GIVEN TASK: Copy down every line where the string "cajou" shows up.

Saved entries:

## BEGIN

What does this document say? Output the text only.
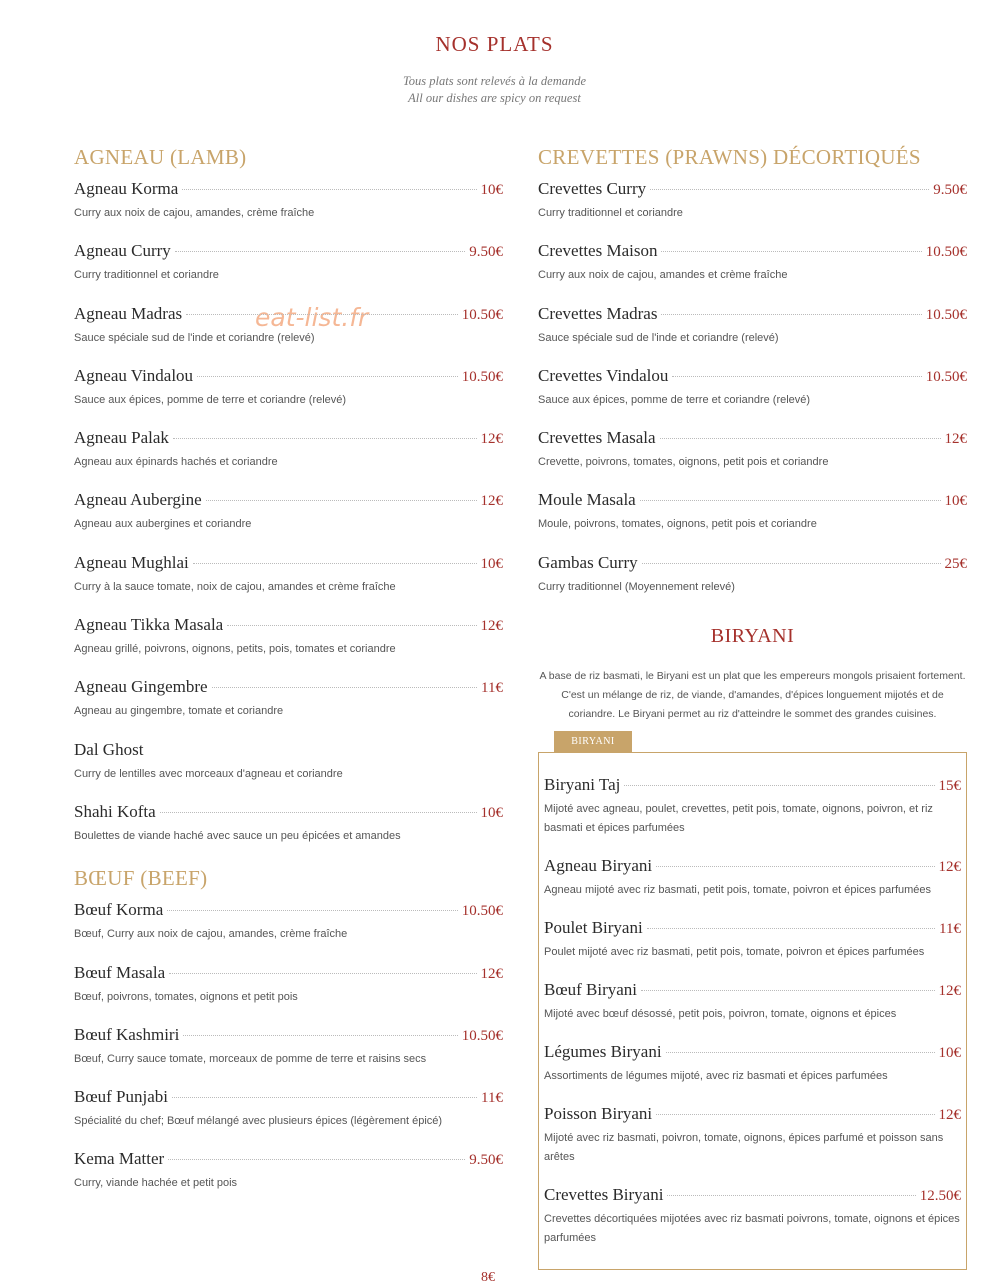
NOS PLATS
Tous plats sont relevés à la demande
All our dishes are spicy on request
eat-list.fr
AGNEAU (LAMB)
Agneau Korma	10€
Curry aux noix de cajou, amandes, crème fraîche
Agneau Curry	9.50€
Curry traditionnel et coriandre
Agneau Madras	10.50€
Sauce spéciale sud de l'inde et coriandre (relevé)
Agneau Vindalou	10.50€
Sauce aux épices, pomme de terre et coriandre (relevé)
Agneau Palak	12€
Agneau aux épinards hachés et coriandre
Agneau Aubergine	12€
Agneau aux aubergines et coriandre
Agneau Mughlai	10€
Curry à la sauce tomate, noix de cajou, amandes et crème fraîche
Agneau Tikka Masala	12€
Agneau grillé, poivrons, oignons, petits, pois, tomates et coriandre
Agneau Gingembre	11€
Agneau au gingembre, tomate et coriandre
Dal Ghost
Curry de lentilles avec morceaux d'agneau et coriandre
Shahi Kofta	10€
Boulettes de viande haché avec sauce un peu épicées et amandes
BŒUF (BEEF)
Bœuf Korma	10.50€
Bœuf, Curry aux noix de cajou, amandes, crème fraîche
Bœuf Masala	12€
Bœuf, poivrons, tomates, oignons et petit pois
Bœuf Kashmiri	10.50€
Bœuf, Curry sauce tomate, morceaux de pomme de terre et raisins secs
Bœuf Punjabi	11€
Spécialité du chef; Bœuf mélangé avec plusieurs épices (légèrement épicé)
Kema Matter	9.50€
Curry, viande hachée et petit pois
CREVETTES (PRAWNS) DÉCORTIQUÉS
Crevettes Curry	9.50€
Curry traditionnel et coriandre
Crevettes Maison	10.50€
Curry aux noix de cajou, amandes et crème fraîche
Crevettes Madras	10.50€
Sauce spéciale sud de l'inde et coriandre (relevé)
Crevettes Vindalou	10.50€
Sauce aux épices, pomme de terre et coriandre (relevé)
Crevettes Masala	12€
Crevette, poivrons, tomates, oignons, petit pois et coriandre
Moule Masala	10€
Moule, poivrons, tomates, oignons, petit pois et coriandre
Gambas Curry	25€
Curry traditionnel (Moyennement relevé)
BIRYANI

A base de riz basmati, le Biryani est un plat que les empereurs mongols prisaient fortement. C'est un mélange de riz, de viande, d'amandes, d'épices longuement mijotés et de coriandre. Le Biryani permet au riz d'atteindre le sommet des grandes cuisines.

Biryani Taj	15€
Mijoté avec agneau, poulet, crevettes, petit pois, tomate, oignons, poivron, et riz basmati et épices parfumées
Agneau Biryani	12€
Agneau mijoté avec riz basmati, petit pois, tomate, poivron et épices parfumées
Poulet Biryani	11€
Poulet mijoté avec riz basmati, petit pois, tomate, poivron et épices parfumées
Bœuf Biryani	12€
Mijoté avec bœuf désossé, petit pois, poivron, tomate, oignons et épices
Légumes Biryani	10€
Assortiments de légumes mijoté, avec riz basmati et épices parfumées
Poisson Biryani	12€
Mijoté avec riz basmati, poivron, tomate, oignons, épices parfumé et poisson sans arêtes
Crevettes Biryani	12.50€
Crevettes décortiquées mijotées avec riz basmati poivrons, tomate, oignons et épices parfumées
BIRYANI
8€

## END

SOLVED PROBLEM:
Curry aux noix de cajou, amandes, crème fraîche
Curry à la sauce tomate, noix de cajou, amandes et crème fraîche
Bœuf, Curry aux noix de cajou, amandes, crème fraîche
Curry aux noix de cajou, amandes et crème fraîche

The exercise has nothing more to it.